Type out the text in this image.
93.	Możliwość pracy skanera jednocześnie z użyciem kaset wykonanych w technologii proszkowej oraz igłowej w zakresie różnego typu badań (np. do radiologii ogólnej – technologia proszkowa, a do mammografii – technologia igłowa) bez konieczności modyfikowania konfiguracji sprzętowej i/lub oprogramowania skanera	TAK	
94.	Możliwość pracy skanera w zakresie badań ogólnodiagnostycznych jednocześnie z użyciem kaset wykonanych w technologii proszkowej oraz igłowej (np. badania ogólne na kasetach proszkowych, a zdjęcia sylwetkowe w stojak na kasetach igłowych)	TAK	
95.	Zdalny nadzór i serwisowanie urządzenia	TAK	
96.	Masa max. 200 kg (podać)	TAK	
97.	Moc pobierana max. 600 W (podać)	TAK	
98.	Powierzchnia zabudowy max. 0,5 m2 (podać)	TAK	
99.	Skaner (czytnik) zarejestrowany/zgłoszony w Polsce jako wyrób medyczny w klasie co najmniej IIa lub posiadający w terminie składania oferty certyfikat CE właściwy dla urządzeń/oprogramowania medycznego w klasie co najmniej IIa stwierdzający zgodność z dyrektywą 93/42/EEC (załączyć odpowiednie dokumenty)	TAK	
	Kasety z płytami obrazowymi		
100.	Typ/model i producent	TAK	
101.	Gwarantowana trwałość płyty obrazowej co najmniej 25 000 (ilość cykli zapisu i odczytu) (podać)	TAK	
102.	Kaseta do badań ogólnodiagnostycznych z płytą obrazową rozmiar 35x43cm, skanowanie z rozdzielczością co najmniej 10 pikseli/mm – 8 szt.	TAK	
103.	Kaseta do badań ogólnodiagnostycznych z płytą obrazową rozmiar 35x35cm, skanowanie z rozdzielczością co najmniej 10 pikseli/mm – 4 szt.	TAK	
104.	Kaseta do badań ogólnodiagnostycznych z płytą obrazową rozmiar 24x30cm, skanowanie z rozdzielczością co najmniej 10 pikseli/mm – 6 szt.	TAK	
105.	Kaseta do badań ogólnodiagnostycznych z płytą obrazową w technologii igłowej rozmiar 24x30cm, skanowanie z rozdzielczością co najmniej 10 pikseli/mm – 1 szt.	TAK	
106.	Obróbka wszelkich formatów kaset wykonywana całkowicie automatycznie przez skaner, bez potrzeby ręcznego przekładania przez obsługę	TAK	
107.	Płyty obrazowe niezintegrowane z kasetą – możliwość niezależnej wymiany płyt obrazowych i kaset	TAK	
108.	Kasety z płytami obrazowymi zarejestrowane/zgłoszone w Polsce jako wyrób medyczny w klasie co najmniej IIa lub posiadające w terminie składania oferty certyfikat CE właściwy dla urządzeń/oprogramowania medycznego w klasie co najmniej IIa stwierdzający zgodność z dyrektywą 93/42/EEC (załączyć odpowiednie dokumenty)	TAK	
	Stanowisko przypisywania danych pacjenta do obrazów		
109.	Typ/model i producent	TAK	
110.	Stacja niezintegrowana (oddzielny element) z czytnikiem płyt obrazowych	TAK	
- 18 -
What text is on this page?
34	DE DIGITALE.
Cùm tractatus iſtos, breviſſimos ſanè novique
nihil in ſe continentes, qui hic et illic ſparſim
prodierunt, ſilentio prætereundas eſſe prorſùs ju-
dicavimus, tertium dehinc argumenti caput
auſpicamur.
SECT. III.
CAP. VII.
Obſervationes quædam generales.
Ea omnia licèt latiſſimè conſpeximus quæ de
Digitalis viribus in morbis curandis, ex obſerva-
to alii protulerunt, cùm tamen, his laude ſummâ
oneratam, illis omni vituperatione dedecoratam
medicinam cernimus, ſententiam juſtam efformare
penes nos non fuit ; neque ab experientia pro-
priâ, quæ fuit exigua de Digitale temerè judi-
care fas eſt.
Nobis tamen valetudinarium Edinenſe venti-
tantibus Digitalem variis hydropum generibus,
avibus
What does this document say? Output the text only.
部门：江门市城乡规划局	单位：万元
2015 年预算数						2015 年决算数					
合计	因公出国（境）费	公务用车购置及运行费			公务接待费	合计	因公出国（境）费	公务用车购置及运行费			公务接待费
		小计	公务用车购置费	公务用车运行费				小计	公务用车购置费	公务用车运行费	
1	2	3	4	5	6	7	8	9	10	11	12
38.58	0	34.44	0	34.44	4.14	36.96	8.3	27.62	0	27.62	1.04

..........

EXERCISE DETAILS
Look through the entries above and list every line containing "oferty".

FULL OUTPUT
99.	Skaner (czytnik) zarejestrowany/zgłoszony w Polsce jako wyrób medyczny w klasie co najmniej IIa lub posiadający w terminie składania oferty certyfikat CE właściwy dla urządzeń/oprogramowania medycznego w klasie co najmniej IIa stwierdzający zgodność z dyrektywą 93/42/EEC (załączyć odpowiednie dokumenty)	TAK	
108.	Kasety z płytami obrazowymi zarejestrowane/zgłoszone w Polsce jako wyrób medyczny w klasie co najmniej IIa lub posiadające w terminie składania oferty certyfikat CE właściwy dla urządzeń/oprogramowania medycznego w klasie co najmniej IIa stwierdzający zgodność z dyrektywą 93/42/EEC (załączyć odpowiednie dokumenty)	TAK	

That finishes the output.